§ Problem description:
Emit the data below verbatim, stripping out any pictures.

§ Task data:
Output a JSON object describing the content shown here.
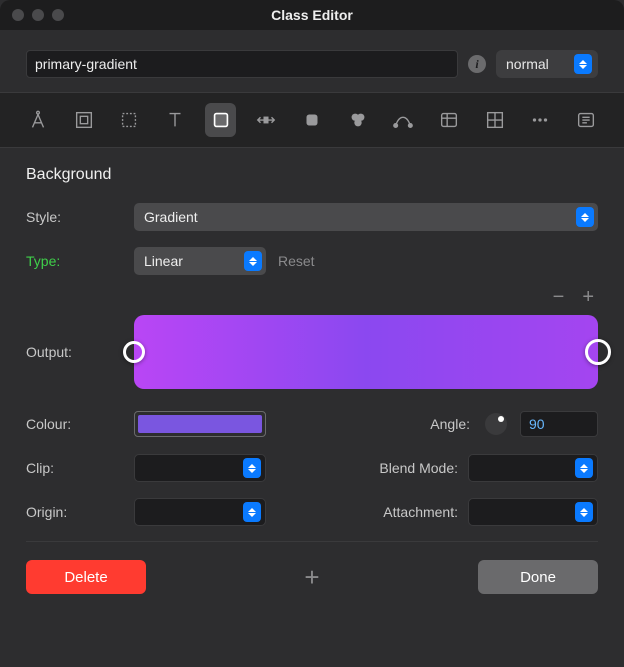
{
  "window": {
    "title": "Class Editor"
  },
  "header": {
    "class_name": "primary-gradient",
    "state": "normal"
  },
  "toolbar_icons": [
    "compass",
    "box-outer",
    "box-dashed",
    "text",
    "fill",
    "spacing",
    "rounded",
    "filters",
    "curve",
    "table",
    "grid",
    "more",
    "panel"
  ],
  "section": {
    "title": "Background"
  },
  "labels": {
    "style": "Style:",
    "type": "Type:",
    "output": "Output:",
    "colour": "Colour:",
    "angle": "Angle:",
    "clip": "Clip:",
    "blend": "Blend Mode:",
    "origin": "Origin:",
    "attachment": "Attachment:",
    "reset": "Reset"
  },
  "values": {
    "style": "Gradient",
    "type": "Linear",
    "angle": "90",
    "clip": "",
    "blend": "",
    "origin": "",
    "attachment": "",
    "colour": "#7a56e0",
    "gradient_from": "#b946f5",
    "gradient_to": "#a445f0"
  },
  "buttons": {
    "delete": "Delete",
    "done": "Done"
  }
}
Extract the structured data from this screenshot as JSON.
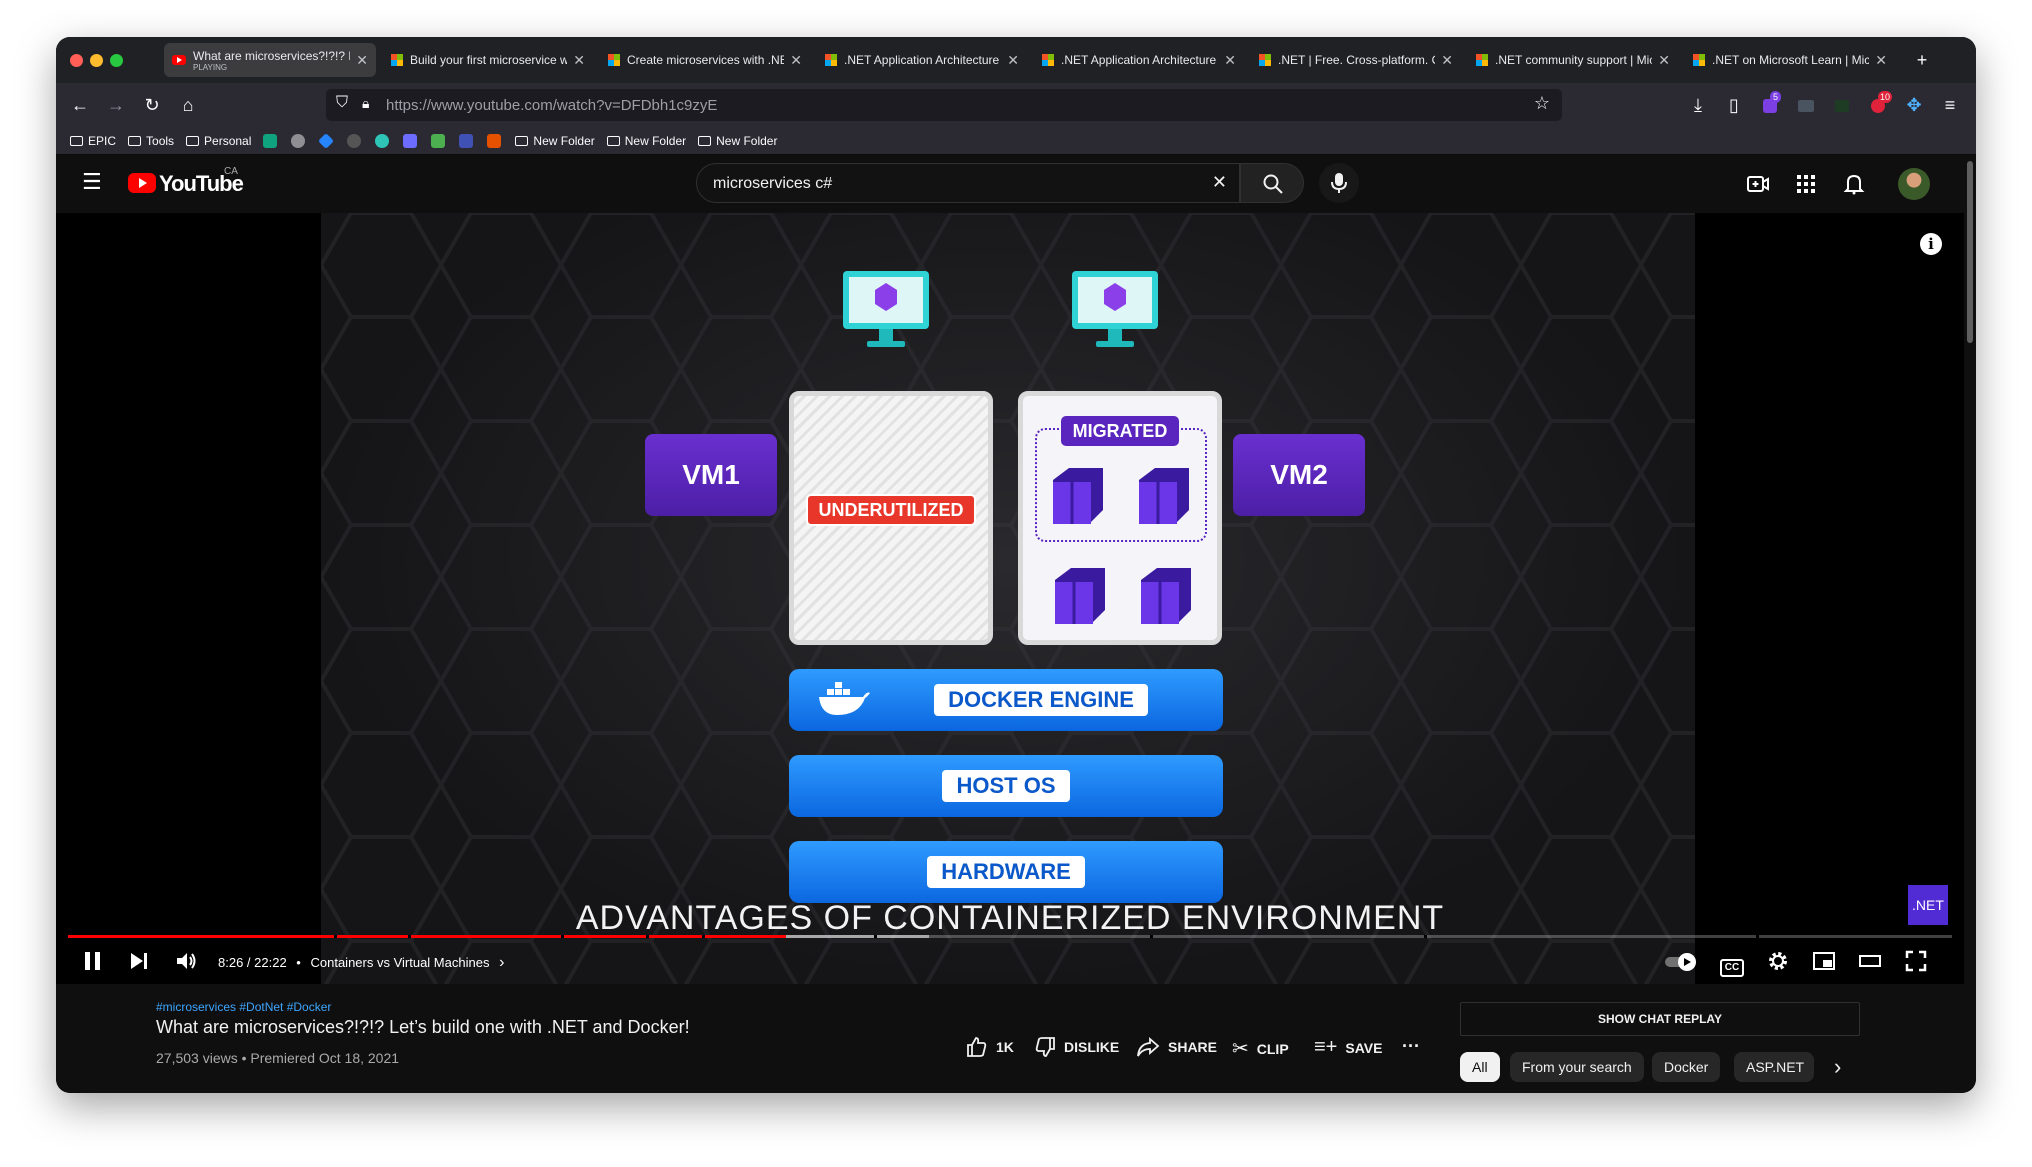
{
  "browser": {
    "tabs": [
      {
        "title": "What are microservices?!?!? Le",
        "subtitle": "PLAYING",
        "icon": "youtube-icon",
        "active": true
      },
      {
        "title": "Build your first microservice w",
        "icon": "microsoft-icon"
      },
      {
        "title": "Create microservices with .NE",
        "icon": "microsoft-icon"
      },
      {
        "title": ".NET Application Architecture",
        "icon": "microsoft-icon"
      },
      {
        "title": ".NET Application Architecture",
        "icon": "microsoft-icon"
      },
      {
        "title": ".NET | Free. Cross-platform. O",
        "icon": "microsoft-icon"
      },
      {
        "title": ".NET community support | Mic",
        "icon": "microsoft-icon"
      },
      {
        "title": ".NET on Microsoft Learn | Micr",
        "icon": "microsoft-icon"
      }
    ],
    "url": {
      "host": "https://www.youtube.com",
      "path": "/watch?v=DFDbh1c9zyE"
    },
    "toolbar_badges": {
      "extension_count": "5",
      "adblock_count": "10"
    },
    "bookmarks": [
      {
        "label": "EPIC",
        "type": "folder"
      },
      {
        "label": "Tools",
        "type": "folder"
      },
      {
        "label": "Personal",
        "type": "folder"
      },
      {
        "label": "New Folder",
        "type": "folder"
      },
      {
        "label": "New Folder",
        "type": "folder"
      },
      {
        "label": "New Folder",
        "type": "folder"
      }
    ]
  },
  "youtube": {
    "logo_text": "YouTube",
    "region": "CA",
    "search_value": "microservices c#"
  },
  "video": {
    "vm1": "VM1",
    "vm2": "VM2",
    "underutilized": "UNDERUTILIZED",
    "migrated": "MIGRATED",
    "docker_engine": "DOCKER ENGINE",
    "host_os": "HOST OS",
    "hardware": "HARDWARE",
    "caption": "ADVANTAGES OF CONTAINERIZED ENVIRONMENT",
    "watermark": ".NET",
    "played_fraction": 0.381,
    "buffered_to_fraction": 0.457
  },
  "controls": {
    "time": "8:26 / 22:22",
    "separator": "•",
    "chapter": "Containers vs Virtual Machines",
    "chapter_chevron": "›",
    "cc_label": "CC"
  },
  "info": {
    "hashtags": "#microservices #DotNet #Docker",
    "title": "What are microservices?!?!? Let’s build one with .NET and Docker!",
    "meta": "27,503 views • Premiered Oct 18, 2021",
    "likes": "1K",
    "dislike": "DISLIKE",
    "share": "SHARE",
    "clip": "CLIP",
    "save": "SAVE",
    "more": "···",
    "chat_replay": "SHOW CHAT REPLAY",
    "chips": [
      "All",
      "From your search",
      "Docker",
      "ASP.NET"
    ],
    "chips_next": "›"
  },
  "colors": {
    "accent_red": "#ff0000",
    "vm_purple": "#5a25bf",
    "docker_blue": "#1a7ff0"
  }
}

§ Problem solution:
Output a JSON object describing the content shown here.
{
  "window": {
    "title": "Class Editor"
  },
  "header": {
    "class_name": "primary-gradient",
    "state": "normal"
  },
  "toolbar_icons": [
    "compass",
    "box-outer",
    "box-dashed",
    "text",
    "fill",
    "spacing",
    "rounded",
    "filters",
    "curve",
    "table",
    "grid",
    "more",
    "panel"
  ],
  "section": {
    "title": "Background"
  },
  "labels": {
    "style": "Style:",
    "type": "Type:",
    "output": "Output:",
    "colour": "Colour:",
    "angle": "Angle:",
    "clip": "Clip:",
    "blend": "Blend Mode:",
    "origin": "Origin:",
    "attachment": "Attachment:",
    "reset": "Reset"
  },
  "values": {
    "style": "Gradient",
    "type": "Linear",
    "angle": "90",
    "clip": "",
    "blend": "",
    "origin": "",
    "attachment": "",
    "colour": "#7a56e0",
    "gradient_from": "#b946f5",
    "gradient_to": "#a445f0"
  },
  "buttons": {
    "delete": "Delete",
    "done": "Done"
  }
}
Extract the structured data from this screenshot as JSON.
{
  "browser": {
    "tabs": [
      {
        "title": "What are microservices?!?!? Le",
        "subtitle": "PLAYING",
        "icon": "youtube-icon",
        "active": true
      },
      {
        "title": "Build your first microservice w",
        "icon": "microsoft-icon"
      },
      {
        "title": "Create microservices with .NE",
        "icon": "microsoft-icon"
      },
      {
        "title": ".NET Application Architecture",
        "icon": "microsoft-icon"
      },
      {
        "title": ".NET Application Architecture",
        "icon": "microsoft-icon"
      },
      {
        "title": ".NET | Free. Cross-platform. O",
        "icon": "microsoft-icon"
      },
      {
        "title": ".NET community support | Mic",
        "icon": "microsoft-icon"
      },
      {
        "title": ".NET on Microsoft Learn | Micr",
        "icon": "microsoft-icon"
      }
    ],
    "url": {
      "host": "https://www.youtube.com",
      "path": "/watch?v=DFDbh1c9zyE"
    },
    "toolbar_badges": {
      "extension_count": "5",
      "adblock_count": "10"
    },
    "bookmarks": [
      {
        "label": "EPIC",
        "type": "folder"
      },
      {
        "label": "Tools",
        "type": "folder"
      },
      {
        "label": "Personal",
        "type": "folder"
      },
      {
        "label": "New Folder",
        "type": "folder"
      },
      {
        "label": "New Folder",
        "type": "folder"
      },
      {
        "label": "New Folder",
        "type": "folder"
      }
    ]
  },
  "youtube": {
    "logo_text": "YouTube",
    "region": "CA",
    "search_value": "microservices c#"
  },
  "video": {
    "vm1": "VM1",
    "vm2": "VM2",
    "underutilized": "UNDERUTILIZED",
    "migrated": "MIGRATED",
    "docker_engine": "DOCKER ENGINE",
    "host_os": "HOST OS",
    "hardware": "HARDWARE",
    "caption": "ADVANTAGES OF CONTAINERIZED ENVIRONMENT",
    "watermark": ".NET",
    "played_fraction": 0.381,
    "buffered_to_fraction": 0.457
  },
  "controls": {
    "time": "8:26 / 22:22",
    "separator": "•",
    "chapter": "Containers vs Virtual Machines",
    "chapter_chevron": "›",
    "cc_label": "CC"
  },
  "info": {
    "hashtags": "#microservices #DotNet #Docker",
    "title": "What are microservices?!?!? Let’s build one with .NET and Docker!",
    "meta": "27,503 views • Premiered Oct 18, 2021",
    "likes": "1K",
    "dislike": "DISLIKE",
    "share": "SHARE",
    "clip": "CLIP",
    "save": "SAVE",
    "more": "···",
    "chat_replay": "SHOW CHAT REPLAY",
    "chips": [
      "All",
      "From your search",
      "Docker",
      "ASP.NET"
    ],
    "chips_next": "›"
  },
  "colors": {
    "accent_red": "#ff0000",
    "vm_purple": "#5a25bf",
    "docker_blue": "#1a7ff0"
  }
}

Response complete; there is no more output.